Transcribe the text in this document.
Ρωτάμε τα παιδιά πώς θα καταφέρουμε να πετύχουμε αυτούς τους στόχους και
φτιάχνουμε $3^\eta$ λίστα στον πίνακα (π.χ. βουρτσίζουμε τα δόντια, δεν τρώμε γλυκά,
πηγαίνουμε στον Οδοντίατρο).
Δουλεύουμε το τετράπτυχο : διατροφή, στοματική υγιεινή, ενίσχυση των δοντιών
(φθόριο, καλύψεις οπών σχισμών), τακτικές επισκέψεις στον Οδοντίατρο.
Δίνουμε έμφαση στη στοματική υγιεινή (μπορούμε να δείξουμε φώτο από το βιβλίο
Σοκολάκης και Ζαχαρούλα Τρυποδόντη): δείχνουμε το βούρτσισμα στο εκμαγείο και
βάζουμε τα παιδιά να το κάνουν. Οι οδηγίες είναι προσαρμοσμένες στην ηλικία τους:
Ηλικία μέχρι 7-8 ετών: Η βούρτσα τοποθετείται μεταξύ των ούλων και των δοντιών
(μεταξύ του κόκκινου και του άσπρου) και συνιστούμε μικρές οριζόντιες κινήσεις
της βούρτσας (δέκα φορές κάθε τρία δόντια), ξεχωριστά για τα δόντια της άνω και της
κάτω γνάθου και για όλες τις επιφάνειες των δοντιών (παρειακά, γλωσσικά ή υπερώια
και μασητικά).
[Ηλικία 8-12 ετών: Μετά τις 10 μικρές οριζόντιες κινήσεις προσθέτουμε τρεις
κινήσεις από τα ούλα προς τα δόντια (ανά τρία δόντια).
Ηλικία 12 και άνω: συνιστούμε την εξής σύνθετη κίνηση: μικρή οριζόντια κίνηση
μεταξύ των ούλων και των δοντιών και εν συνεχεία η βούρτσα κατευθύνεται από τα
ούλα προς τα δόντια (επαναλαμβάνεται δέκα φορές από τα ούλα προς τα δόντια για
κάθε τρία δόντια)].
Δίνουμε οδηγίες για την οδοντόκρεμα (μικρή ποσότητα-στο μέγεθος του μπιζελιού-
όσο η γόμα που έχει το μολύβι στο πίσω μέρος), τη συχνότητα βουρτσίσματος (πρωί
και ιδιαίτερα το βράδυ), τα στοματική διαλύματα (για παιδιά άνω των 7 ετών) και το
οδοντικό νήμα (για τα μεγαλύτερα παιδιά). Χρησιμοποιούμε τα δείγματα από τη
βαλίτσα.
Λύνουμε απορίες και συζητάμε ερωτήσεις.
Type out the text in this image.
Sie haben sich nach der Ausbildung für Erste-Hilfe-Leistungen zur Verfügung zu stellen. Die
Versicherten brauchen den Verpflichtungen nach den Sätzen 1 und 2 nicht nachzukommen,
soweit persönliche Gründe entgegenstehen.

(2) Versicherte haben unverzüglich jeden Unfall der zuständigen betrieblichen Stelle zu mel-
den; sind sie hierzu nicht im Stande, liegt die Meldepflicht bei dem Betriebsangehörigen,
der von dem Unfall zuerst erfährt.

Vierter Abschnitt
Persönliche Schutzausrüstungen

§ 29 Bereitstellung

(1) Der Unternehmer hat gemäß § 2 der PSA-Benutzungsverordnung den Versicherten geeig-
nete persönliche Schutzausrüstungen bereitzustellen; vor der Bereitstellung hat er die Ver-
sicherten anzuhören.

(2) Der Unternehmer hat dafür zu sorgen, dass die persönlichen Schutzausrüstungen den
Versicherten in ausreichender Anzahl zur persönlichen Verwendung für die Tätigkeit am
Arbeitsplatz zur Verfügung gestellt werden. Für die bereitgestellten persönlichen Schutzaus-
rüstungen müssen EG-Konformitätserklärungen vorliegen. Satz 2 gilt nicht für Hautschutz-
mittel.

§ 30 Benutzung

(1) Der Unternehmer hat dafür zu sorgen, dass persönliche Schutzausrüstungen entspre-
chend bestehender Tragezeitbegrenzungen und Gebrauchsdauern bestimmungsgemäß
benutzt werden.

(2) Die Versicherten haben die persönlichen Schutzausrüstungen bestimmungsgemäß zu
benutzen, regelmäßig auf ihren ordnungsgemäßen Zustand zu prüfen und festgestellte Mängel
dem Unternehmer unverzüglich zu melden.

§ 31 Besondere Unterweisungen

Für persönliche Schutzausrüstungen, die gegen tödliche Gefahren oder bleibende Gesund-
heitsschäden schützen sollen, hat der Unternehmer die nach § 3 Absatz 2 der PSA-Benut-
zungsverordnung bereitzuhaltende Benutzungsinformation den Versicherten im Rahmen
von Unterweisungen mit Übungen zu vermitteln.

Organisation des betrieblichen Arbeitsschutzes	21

○ ○ ○

• [Exercise aim]
Gather up the lines containing the word "φορές" from these records and copy them.

• [Written solution]
της βούρτσας (δέκα φορές κάθε τρία δόντια), ξεχωριστά για τα δόντια της άνω και της
ούλα προς τα δόντια (επαναλαμβάνεται δέκα φορές από τα ούλα προς τα δόντια για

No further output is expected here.